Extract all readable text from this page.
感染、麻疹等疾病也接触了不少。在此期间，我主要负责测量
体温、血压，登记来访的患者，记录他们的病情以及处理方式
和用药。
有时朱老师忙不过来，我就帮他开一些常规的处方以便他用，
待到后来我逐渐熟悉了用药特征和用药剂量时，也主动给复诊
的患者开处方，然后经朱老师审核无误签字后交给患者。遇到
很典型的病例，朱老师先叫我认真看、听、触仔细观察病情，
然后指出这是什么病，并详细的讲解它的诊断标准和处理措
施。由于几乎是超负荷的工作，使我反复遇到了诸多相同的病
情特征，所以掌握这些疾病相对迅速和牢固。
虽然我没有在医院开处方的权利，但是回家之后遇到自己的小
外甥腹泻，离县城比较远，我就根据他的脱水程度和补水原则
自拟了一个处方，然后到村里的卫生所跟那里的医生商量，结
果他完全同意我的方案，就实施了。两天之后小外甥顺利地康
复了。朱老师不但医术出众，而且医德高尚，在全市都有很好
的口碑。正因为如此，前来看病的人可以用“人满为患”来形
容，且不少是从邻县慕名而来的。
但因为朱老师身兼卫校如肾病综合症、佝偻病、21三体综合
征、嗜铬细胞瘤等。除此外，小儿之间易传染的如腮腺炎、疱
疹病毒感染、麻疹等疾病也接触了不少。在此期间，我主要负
--
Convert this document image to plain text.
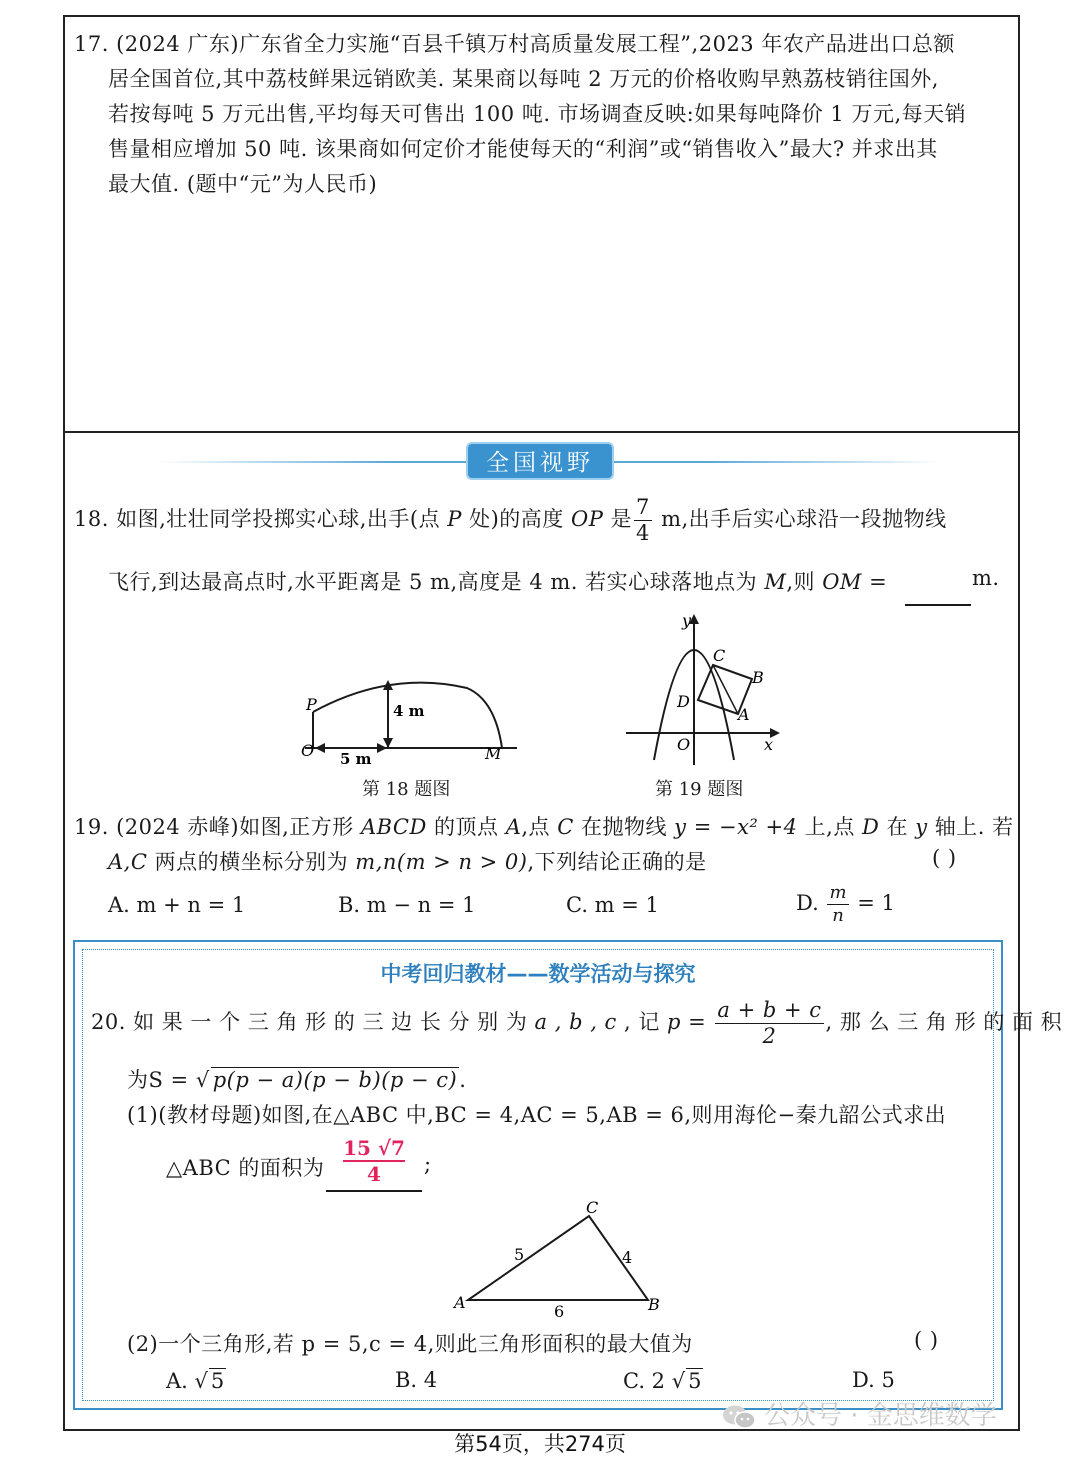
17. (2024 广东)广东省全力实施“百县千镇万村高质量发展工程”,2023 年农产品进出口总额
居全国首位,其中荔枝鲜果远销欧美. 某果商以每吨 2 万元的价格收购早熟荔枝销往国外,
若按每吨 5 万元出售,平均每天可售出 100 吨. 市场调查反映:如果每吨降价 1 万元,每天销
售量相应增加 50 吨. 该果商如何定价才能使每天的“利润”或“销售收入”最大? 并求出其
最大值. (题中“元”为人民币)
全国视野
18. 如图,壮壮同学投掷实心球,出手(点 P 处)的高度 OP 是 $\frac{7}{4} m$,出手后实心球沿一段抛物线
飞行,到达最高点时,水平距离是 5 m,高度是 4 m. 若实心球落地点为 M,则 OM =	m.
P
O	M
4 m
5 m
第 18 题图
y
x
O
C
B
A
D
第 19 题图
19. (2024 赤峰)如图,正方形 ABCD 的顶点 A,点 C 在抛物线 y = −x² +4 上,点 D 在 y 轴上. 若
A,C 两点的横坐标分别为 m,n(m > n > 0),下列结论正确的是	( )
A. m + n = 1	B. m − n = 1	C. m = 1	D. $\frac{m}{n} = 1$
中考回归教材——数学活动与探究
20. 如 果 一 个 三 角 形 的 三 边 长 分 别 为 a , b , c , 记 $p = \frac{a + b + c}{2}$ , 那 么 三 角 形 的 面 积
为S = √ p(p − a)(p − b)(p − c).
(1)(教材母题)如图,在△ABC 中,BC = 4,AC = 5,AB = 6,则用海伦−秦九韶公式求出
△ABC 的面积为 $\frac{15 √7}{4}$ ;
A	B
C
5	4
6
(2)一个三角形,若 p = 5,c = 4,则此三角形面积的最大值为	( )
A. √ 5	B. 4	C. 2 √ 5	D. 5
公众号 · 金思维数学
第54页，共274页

* **TASK DESCRIPTION**:
Return the lines of the records that include the string "this".

* **RESPONSE TO THE TASK**:
Extract all readable text from this page.
Convert this document image to plain text.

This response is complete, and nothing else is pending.